### Task directions
Write out the listing beneath this instruction in its entirety, exactly as it reads.

╭─ The data

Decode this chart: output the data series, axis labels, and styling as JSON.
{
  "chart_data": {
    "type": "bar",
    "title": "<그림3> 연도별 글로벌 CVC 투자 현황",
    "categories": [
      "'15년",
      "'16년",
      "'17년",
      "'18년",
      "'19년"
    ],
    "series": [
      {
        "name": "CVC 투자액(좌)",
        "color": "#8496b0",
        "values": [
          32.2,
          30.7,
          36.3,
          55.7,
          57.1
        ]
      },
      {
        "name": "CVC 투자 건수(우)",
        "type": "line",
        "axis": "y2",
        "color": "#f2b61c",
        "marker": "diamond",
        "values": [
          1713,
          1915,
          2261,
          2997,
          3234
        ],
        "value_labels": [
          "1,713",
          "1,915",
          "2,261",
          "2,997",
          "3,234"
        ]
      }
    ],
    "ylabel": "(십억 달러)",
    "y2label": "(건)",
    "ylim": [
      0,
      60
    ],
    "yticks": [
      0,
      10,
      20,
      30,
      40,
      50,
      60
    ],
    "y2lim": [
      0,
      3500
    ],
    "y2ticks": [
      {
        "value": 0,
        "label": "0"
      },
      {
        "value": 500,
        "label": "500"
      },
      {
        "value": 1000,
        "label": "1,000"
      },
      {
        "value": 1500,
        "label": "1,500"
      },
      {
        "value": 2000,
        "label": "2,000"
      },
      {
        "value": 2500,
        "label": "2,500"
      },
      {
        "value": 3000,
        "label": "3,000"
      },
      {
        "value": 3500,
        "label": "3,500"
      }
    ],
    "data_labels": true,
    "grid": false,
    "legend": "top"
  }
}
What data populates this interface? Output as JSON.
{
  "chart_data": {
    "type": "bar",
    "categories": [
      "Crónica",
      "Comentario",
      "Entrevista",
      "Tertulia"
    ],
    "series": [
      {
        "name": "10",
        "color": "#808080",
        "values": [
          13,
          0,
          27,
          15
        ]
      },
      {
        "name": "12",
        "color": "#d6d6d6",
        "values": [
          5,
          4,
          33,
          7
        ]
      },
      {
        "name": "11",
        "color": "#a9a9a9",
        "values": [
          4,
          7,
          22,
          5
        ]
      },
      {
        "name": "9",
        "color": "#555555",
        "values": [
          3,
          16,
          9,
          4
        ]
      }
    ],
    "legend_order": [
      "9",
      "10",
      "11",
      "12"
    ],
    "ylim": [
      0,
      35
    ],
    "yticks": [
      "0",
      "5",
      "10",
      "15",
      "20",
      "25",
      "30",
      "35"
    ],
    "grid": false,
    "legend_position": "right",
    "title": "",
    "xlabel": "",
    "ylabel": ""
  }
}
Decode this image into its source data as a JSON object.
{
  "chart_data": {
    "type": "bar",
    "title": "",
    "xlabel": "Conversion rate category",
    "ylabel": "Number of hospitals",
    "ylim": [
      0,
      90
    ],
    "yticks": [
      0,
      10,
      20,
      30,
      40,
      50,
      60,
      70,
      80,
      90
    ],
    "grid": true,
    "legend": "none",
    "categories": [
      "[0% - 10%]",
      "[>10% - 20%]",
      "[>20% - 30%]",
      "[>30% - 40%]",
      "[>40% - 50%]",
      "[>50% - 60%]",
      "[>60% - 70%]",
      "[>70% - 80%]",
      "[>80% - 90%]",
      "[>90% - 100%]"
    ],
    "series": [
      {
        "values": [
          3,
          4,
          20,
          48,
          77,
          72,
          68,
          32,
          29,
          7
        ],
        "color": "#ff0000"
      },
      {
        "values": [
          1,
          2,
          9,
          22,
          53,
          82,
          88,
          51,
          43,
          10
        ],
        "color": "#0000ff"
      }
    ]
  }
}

╰─

### Task result
Decode this chart: output the data series, axis labels, and styling as JSON.
{
  "chart_data": {
    "type": "bar",
    "title": "<그림3> 연도별 글로벌 CVC 투자 현황",
    "categories": [
      "'15년",
      "'16년",
      "'17년",
      "'18년",
      "'19년"
    ],
    "series": [
      {
        "name": "CVC 투자액(좌)",
        "color": "#8496b0",
        "values": [
          32.2,
          30.7,
          36.3,
          55.7,
          57.1
        ]
      },
      {
        "name": "CVC 투자 건수(우)",
        "type": "line",
        "axis": "y2",
        "color": "#f2b61c",
        "marker": "diamond",
        "values": [
          1713,
          1915,
          2261,
          2997,
          3234
        ],
        "value_labels": [
          "1,713",
          "1,915",
          "2,261",
          "2,997",
          "3,234"
        ]
      }
    ],
    "ylabel": "(십억 달러)",
    "y2label": "(건)",
    "ylim": [
      0,
      60
    ],
    "yticks": [
      0,
      10,
      20,
      30,
      40,
      50,
      60
    ],
    "y2lim": [
      0,
      3500
    ],
    "y2ticks": [
      {
        "value": 0,
        "label": "0"
      },
      {
        "value": 500,
        "label": "500"
      },
      {
        "value": 1000,
        "label": "1,000"
      },
      {
        "value": 1500,
        "label": "1,500"
      },
      {
        "value": 2000,
        "label": "2,000"
      },
      {
        "value": 2500,
        "label": "2,500"
      },
      {
        "value": 3000,
        "label": "3,000"
      },
      {
        "value": 3500,
        "label": "3,500"
      }
    ],
    "data_labels": true,
    "grid": false,
    "legend": "top"
  }
}
What data populates this interface? Output as JSON.
{
  "chart_data": {
    "type": "bar",
    "categories": [
      "Crónica",
      "Comentario",
      "Entrevista",
      "Tertulia"
    ],
    "series": [
      {
        "name": "10",
        "color": "#808080",
        "values": [
          13,
          0,
          27,
          15
        ]
      },
      {
        "name": "12",
        "color": "#d6d6d6",
        "values": [
          5,
          4,
          33,
          7
        ]
      },
      {
        "name": "11",
        "color": "#a9a9a9",
        "values": [
          4,
          7,
          22,
          5
        ]
      },
      {
        "name": "9",
        "color": "#555555",
        "values": [
          3,
          16,
          9,
          4
        ]
      }
    ],
    "legend_order": [
      "9",
      "10",
      "11",
      "12"
    ],
    "ylim": [
      0,
      35
    ],
    "yticks": [
      "0",
      "5",
      "10",
      "15",
      "20",
      "25",
      "30",
      "35"
    ],
    "grid": false,
    "legend_position": "right",
    "title": "",
    "xlabel": "",
    "ylabel": ""
  }
}
Decode this image into its source data as a JSON object.
{
  "chart_data": {
    "type": "bar",
    "title": "",
    "xlabel": "Conversion rate category",
    "ylabel": "Number of hospitals",
    "ylim": [
      0,
      90
    ],
    "yticks": [
      0,
      10,
      20,
      30,
      40,
      50,
      60,
      70,
      80,
      90
    ],
    "grid": true,
    "legend": "none",
    "categories": [
      "[0% - 10%]",
      "[>10% - 20%]",
      "[>20% - 30%]",
      "[>30% - 40%]",
      "[>40% - 50%]",
      "[>50% - 60%]",
      "[>60% - 70%]",
      "[>70% - 80%]",
      "[>80% - 90%]",
      "[>90% - 100%]"
    ],
    "series": [
      {
        "values": [
          3,
          4,
          20,
          48,
          77,
          72,
          68,
          32,
          29,
          7
        ],
        "color": "#ff0000"
      },
      {
        "values": [
          1,
          2,
          9,
          22,
          53,
          82,
          88,
          51,
          43,
          10
        ],
        "color": "#0000ff"
      }
    ]
  }
}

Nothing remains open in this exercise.